_Directions for this task_.
Return the records that follow unaltered. Omit every picture.

_Given entries_.
━━━━━━

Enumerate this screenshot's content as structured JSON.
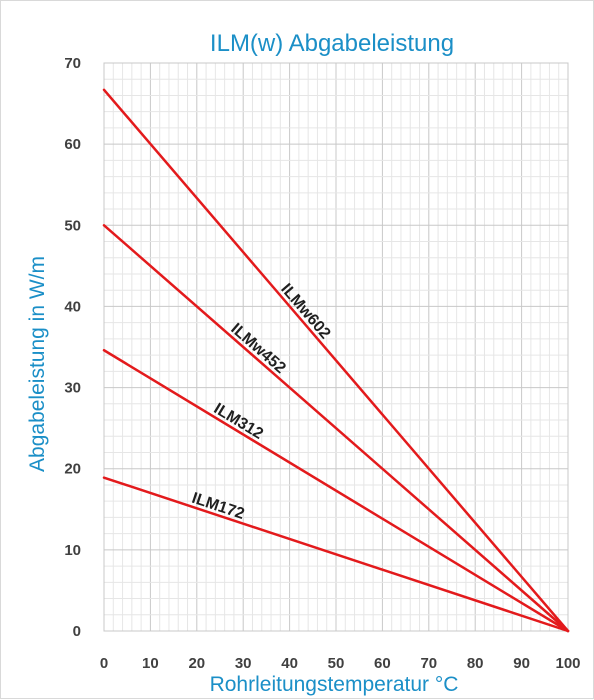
{
  "chart_data": {
    "type": "line",
    "title": "ILM(w) Abgabeleistung",
    "xlabel": "Rohrleitungstemperatur °C",
    "ylabel": "Abgabeleistung in W/m",
    "xlim": [
      0,
      100
    ],
    "ylim": [
      0,
      70
    ],
    "x_ticks": [
      "0",
      "10",
      "20",
      "30",
      "40",
      "50",
      "60",
      "70",
      "80",
      "90",
      "100"
    ],
    "y_ticks": [
      "0",
      "10",
      "20",
      "30",
      "40",
      "50",
      "60",
      "70"
    ],
    "grid": true,
    "legend": "none",
    "series": [
      {
        "name": "ILMw602",
        "x": [
          0,
          100
        ],
        "values": [
          66.7,
          0
        ]
      },
      {
        "name": "ILMw452",
        "x": [
          0,
          100
        ],
        "values": [
          50,
          0
        ]
      },
      {
        "name": "ILM312",
        "x": [
          0,
          100
        ],
        "values": [
          34.6,
          0
        ]
      },
      {
        "name": "ILM172",
        "x": [
          0,
          100
        ],
        "values": [
          18.9,
          0
        ]
      }
    ]
  },
  "colors": {
    "series_line": "#e31a1c",
    "title": "#1b8fc7",
    "axis_title": "#1b8fc7",
    "grid_major": "#c8c8c8",
    "grid_minor": "#e6e6e6"
  }
}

━━━━━━

_Exercise answer_.
Enumerate this screenshot's content as structured JSON.
{
  "chart_data": {
    "type": "line",
    "title": "ILM(w) Abgabeleistung",
    "xlabel": "Rohrleitungstemperatur °C",
    "ylabel": "Abgabeleistung in W/m",
    "xlim": [
      0,
      100
    ],
    "ylim": [
      0,
      70
    ],
    "x_ticks": [
      "0",
      "10",
      "20",
      "30",
      "40",
      "50",
      "60",
      "70",
      "80",
      "90",
      "100"
    ],
    "y_ticks": [
      "0",
      "10",
      "20",
      "30",
      "40",
      "50",
      "60",
      "70"
    ],
    "grid": true,
    "legend": "none",
    "series": [
      {
        "name": "ILMw602",
        "x": [
          0,
          100
        ],
        "values": [
          66.7,
          0
        ]
      },
      {
        "name": "ILMw452",
        "x": [
          0,
          100
        ],
        "values": [
          50,
          0
        ]
      },
      {
        "name": "ILM312",
        "x": [
          0,
          100
        ],
        "values": [
          34.6,
          0
        ]
      },
      {
        "name": "ILM172",
        "x": [
          0,
          100
        ],
        "values": [
          18.9,
          0
        ]
      }
    ]
  },
  "colors": {
    "series_line": "#e31a1c",
    "title": "#1b8fc7",
    "axis_title": "#1b8fc7",
    "grid_major": "#c8c8c8",
    "grid_minor": "#e6e6e6"
  }
}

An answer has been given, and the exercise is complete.